Exercise directions: Pictures stay out of your copy, but everything else in the records below must be repeated exactly.

— Begin Data for processing —

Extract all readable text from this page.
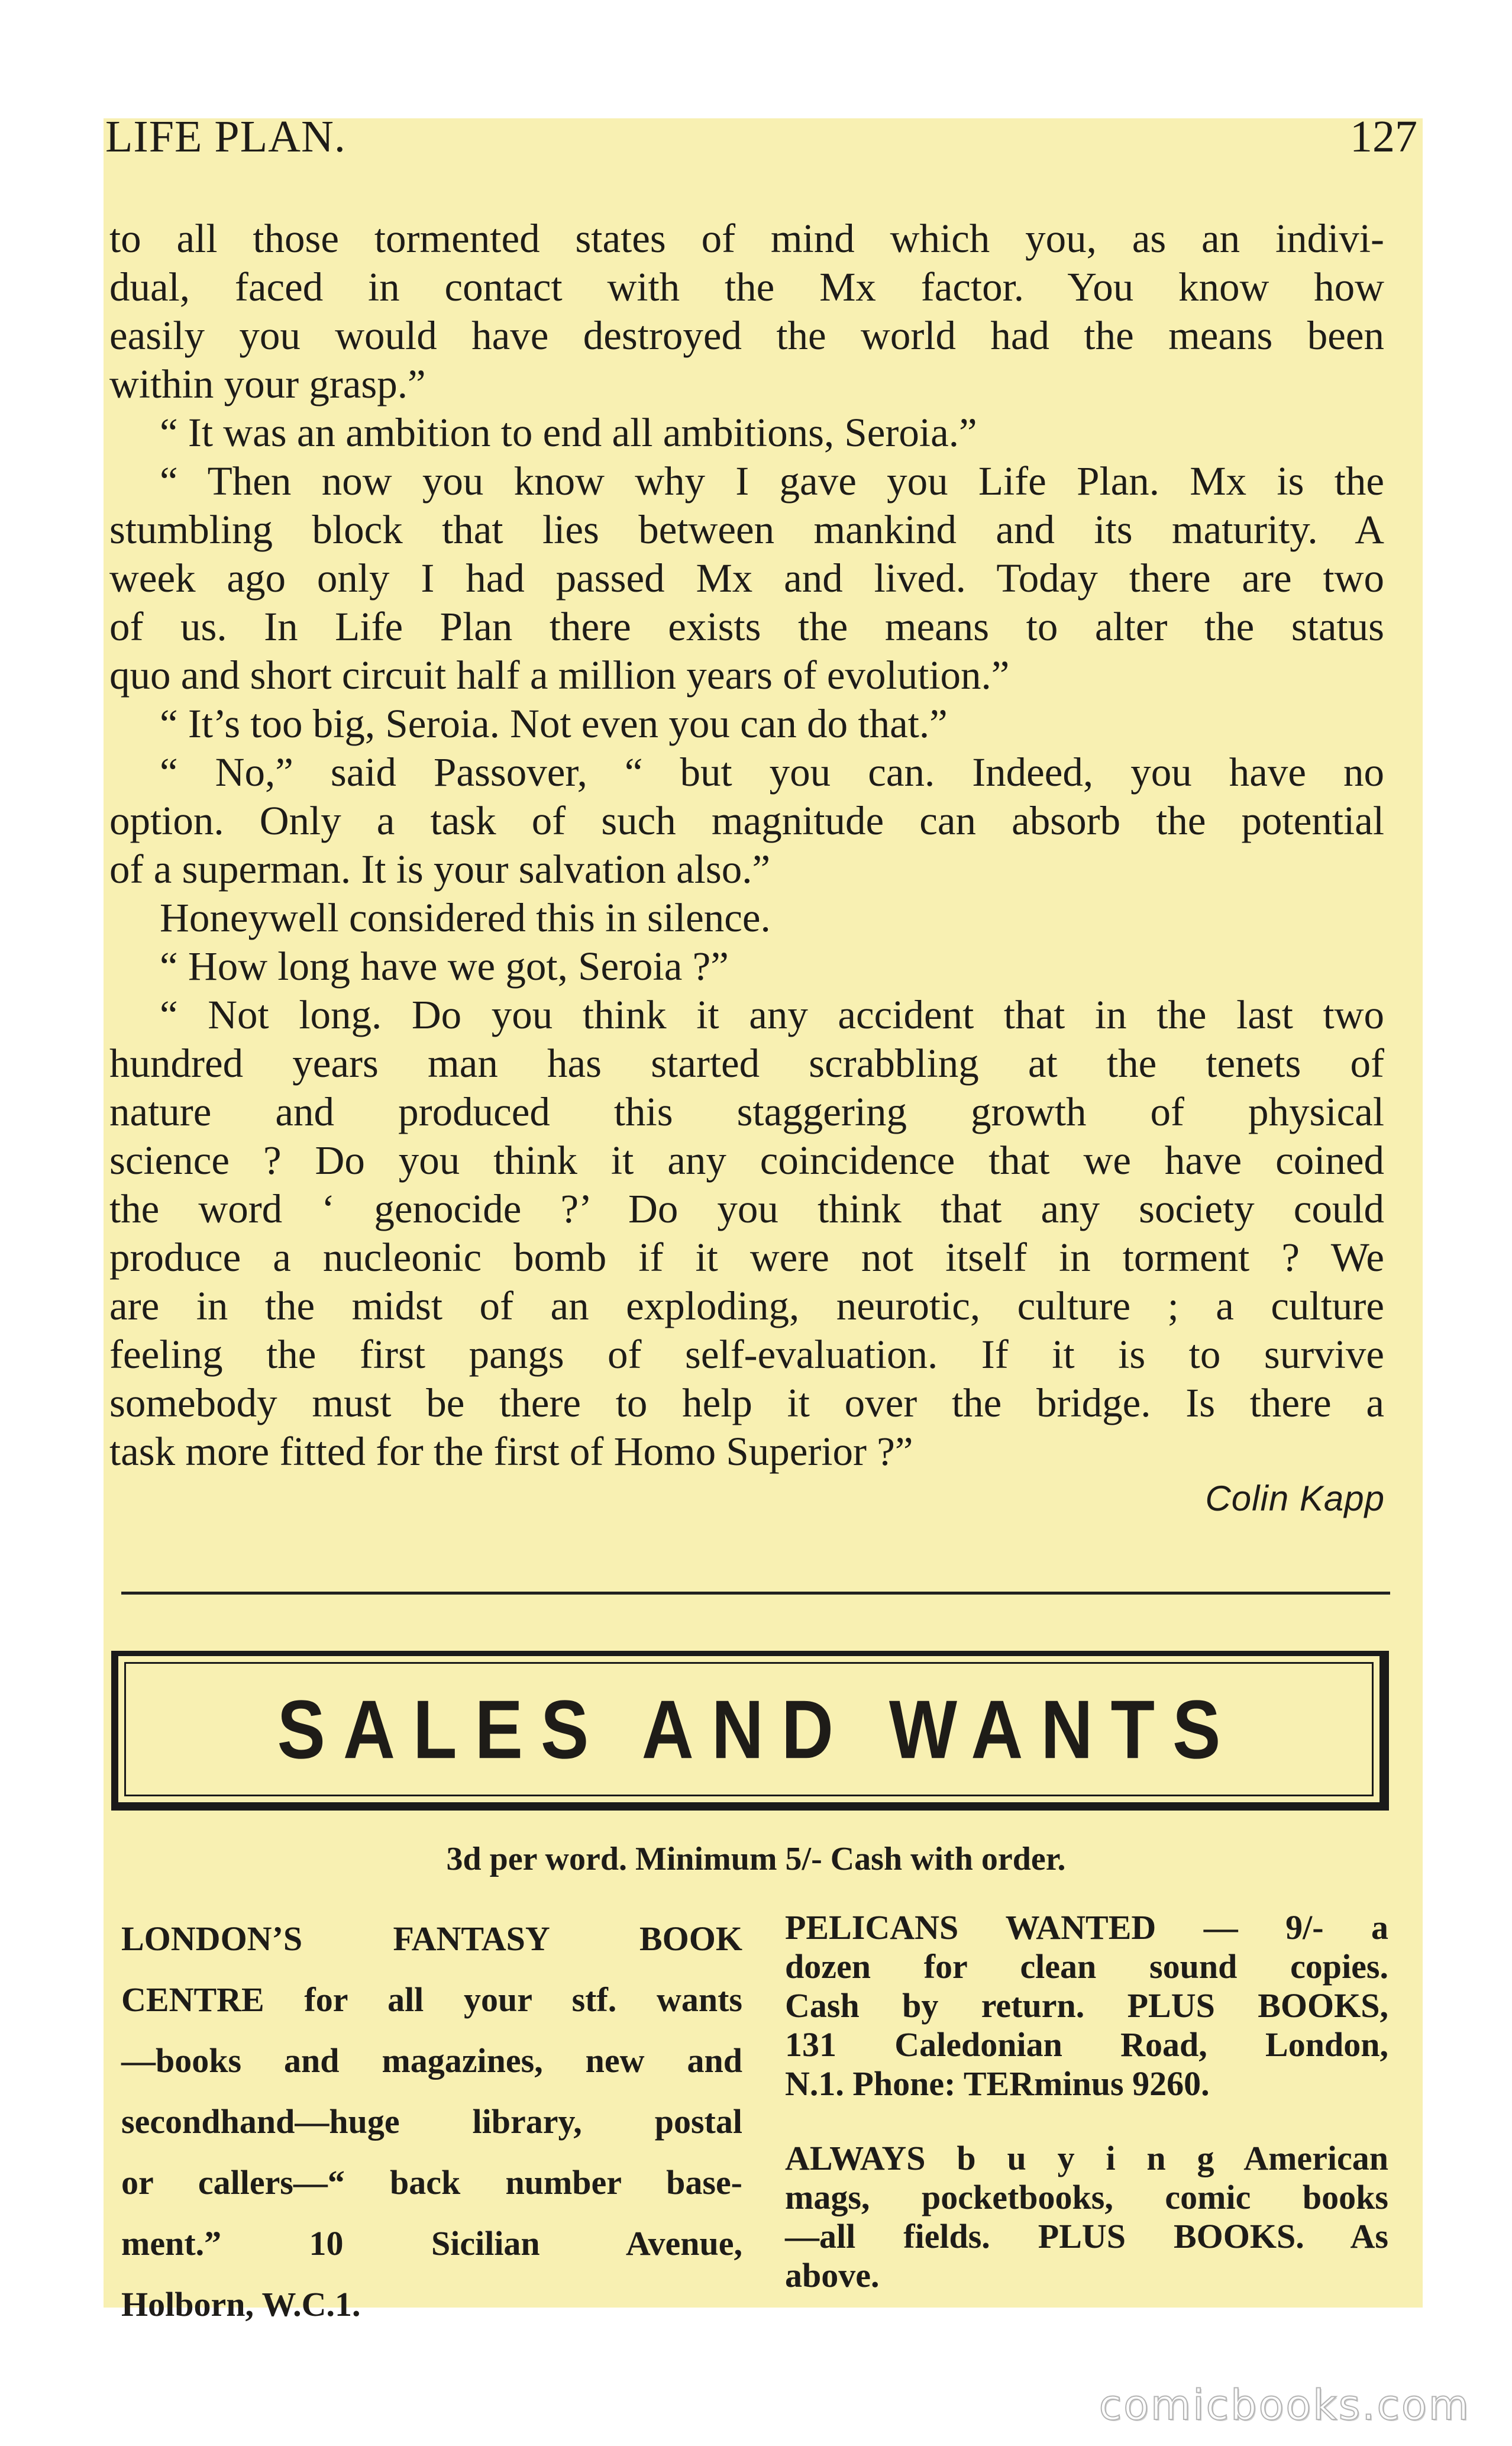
LIFE PLAN.	127
to all those tormented states of mind which you, as an indivi-
dual, faced in contact with the Mx factor. You know how
easily you would have destroyed the world had the means been
within your grasp.”
“ It was an ambition to end all ambitions, Seroia.”
“ Then now you know why I gave you Life Plan. Mx is the
stumbling block that lies between mankind and its maturity. A
week ago only I had passed Mx and lived. Today there are two
of us. In Life Plan there exists the means to alter the status
quo and short circuit half a million years of evolution.”
“ It’s too big, Seroia. Not even you can do that.”
“ No,” said Passover, “ but you can. Indeed, you have no
option. Only a task of such magnitude can absorb the potential
of a superman. It is your salvation also.”
Honeywell considered this in silence.
“ How long have we got, Seroia ?”
“ Not long. Do you think it any accident that in the last two
hundred years man has started scrabbling at the tenets of
nature and produced this staggering growth of physical
science ? Do you think it any coincidence that we have coined
the word ‘ genocide ?’ Do you think that any society could
produce a nucleonic bomb if it were not itself in torment ? We
are in the midst of an exploding, neurotic, culture ; a culture
feeling the first pangs of self-evaluation. If it is to survive
somebody must be there to help it over the bridge. Is there a
task more fitted for the first of Homo Superior ?”
Colin Kapp
SALES AND WANTS
3d per word. Minimum 5/- Cash with order.
LONDON’S FANTASY BOOK
CENTRE for all your stf. wants
—books and magazines, new and
secondhand—huge library, postal
or callers—“ back number base-
ment.” 10 Sicilian Avenue,
Holborn, W.C.1.
PELICANS WANTED — 9/- a
dozen for clean sound copies.
Cash by return. PLUS BOOKS,
131 Caledonian Road, London,
N.1. Phone: TERminus 9260.
ALWAYS b u y i n g American
mags, pocketbooks, comic books
—all fields. PLUS BOOKS. As
above.
comicbooks.com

— End Data for processing —

Correct answer:
Extract all readable text from this page.
LIFE PLAN.	127
to all those tormented states of mind which you, as an indivi-
dual, faced in contact with the Mx factor. You know how
easily you would have destroyed the world had the means been
within your grasp.”
“ It was an ambition to end all ambitions, Seroia.”
“ Then now you know why I gave you Life Plan. Mx is the
stumbling block that lies between mankind and its maturity. A
week ago only I had passed Mx and lived. Today there are two
of us. In Life Plan there exists the means to alter the status
quo and short circuit half a million years of evolution.”
“ It’s too big, Seroia. Not even you can do that.”
“ No,” said Passover, “ but you can. Indeed, you have no
option. Only a task of such magnitude can absorb the potential
of a superman. It is your salvation also.”
Honeywell considered this in silence.
“ How long have we got, Seroia ?”
“ Not long. Do you think it any accident that in the last two
hundred years man has started scrabbling at the tenets of
nature and produced this staggering growth of physical
science ? Do you think it any coincidence that we have coined
the word ‘ genocide ?’ Do you think that any society could
produce a nucleonic bomb if it were not itself in torment ? We
are in the midst of an exploding, neurotic, culture ; a culture
feeling the first pangs of self-evaluation. If it is to survive
somebody must be there to help it over the bridge. Is there a
task more fitted for the first of Homo Superior ?”
Colin Kapp
SALES AND WANTS
3d per word. Minimum 5/- Cash with order.
LONDON’S FANTASY BOOK
CENTRE for all your stf. wants
—books and magazines, new and
secondhand—huge library, postal
or callers—“ back number base-
ment.” 10 Sicilian Avenue,
Holborn, W.C.1.
PELICANS WANTED — 9/- a
dozen for clean sound copies.
Cash by return. PLUS BOOKS,
131 Caledonian Road, London,
N.1. Phone: TERminus 9260.
ALWAYS b u y i n g American
mags, pocketbooks, comic books
—all fields. PLUS BOOKS. As
above.
comicbooks.com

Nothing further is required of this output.